Go through the records and give each one again exactly.

* BEGIN Supplied records *

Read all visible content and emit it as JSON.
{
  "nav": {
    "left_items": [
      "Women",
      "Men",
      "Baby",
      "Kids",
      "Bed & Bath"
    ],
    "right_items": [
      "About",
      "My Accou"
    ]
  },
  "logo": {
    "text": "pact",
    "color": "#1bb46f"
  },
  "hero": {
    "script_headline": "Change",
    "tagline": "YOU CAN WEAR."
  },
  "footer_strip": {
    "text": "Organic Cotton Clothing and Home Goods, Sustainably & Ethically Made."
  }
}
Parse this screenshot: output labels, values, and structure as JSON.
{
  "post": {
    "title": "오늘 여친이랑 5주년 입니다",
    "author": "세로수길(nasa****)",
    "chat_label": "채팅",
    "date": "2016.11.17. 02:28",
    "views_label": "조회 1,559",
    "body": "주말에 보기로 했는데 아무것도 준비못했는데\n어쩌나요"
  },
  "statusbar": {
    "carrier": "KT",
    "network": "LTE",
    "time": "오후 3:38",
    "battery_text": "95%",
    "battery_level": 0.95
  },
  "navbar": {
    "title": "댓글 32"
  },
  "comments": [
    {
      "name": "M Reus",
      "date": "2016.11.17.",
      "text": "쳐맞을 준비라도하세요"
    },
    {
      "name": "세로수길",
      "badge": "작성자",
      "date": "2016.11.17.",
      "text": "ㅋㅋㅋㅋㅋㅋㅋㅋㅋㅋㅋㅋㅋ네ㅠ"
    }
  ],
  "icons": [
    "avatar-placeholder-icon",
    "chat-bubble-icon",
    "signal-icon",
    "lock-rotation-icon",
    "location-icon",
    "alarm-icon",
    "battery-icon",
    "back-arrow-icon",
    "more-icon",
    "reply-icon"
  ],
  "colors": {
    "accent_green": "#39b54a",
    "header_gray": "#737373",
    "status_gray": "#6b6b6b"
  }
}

* END Supplied records *

_Output of the task_
Read all visible content and emit it as JSON.
{
  "nav": {
    "left_items": [
      "Women",
      "Men",
      "Baby",
      "Kids",
      "Bed & Bath"
    ],
    "right_items": [
      "About",
      "My Accou"
    ]
  },
  "logo": {
    "text": "pact",
    "color": "#1bb46f"
  },
  "hero": {
    "script_headline": "Change",
    "tagline": "YOU CAN WEAR."
  },
  "footer_strip": {
    "text": "Organic Cotton Clothing and Home Goods, Sustainably & Ethically Made."
  }
}
Parse this screenshot: output labels, values, and structure as JSON.
{
  "post": {
    "title": "오늘 여친이랑 5주년 입니다",
    "author": "세로수길(nasa****)",
    "chat_label": "채팅",
    "date": "2016.11.17. 02:28",
    "views_label": "조회 1,559",
    "body": "주말에 보기로 했는데 아무것도 준비못했는데\n어쩌나요"
  },
  "statusbar": {
    "carrier": "KT",
    "network": "LTE",
    "time": "오후 3:38",
    "battery_text": "95%",
    "battery_level": 0.95
  },
  "navbar": {
    "title": "댓글 32"
  },
  "comments": [
    {
      "name": "M Reus",
      "date": "2016.11.17.",
      "text": "쳐맞을 준비라도하세요"
    },
    {
      "name": "세로수길",
      "badge": "작성자",
      "date": "2016.11.17.",
      "text": "ㅋㅋㅋㅋㅋㅋㅋㅋㅋㅋㅋㅋㅋ네ㅠ"
    }
  ],
  "icons": [
    "avatar-placeholder-icon",
    "chat-bubble-icon",
    "signal-icon",
    "lock-rotation-icon",
    "location-icon",
    "alarm-icon",
    "battery-icon",
    "back-arrow-icon",
    "more-icon",
    "reply-icon"
  ],
  "colors": {
    "accent_green": "#39b54a",
    "header_gray": "#737373",
    "status_gray": "#6b6b6b"
  }
}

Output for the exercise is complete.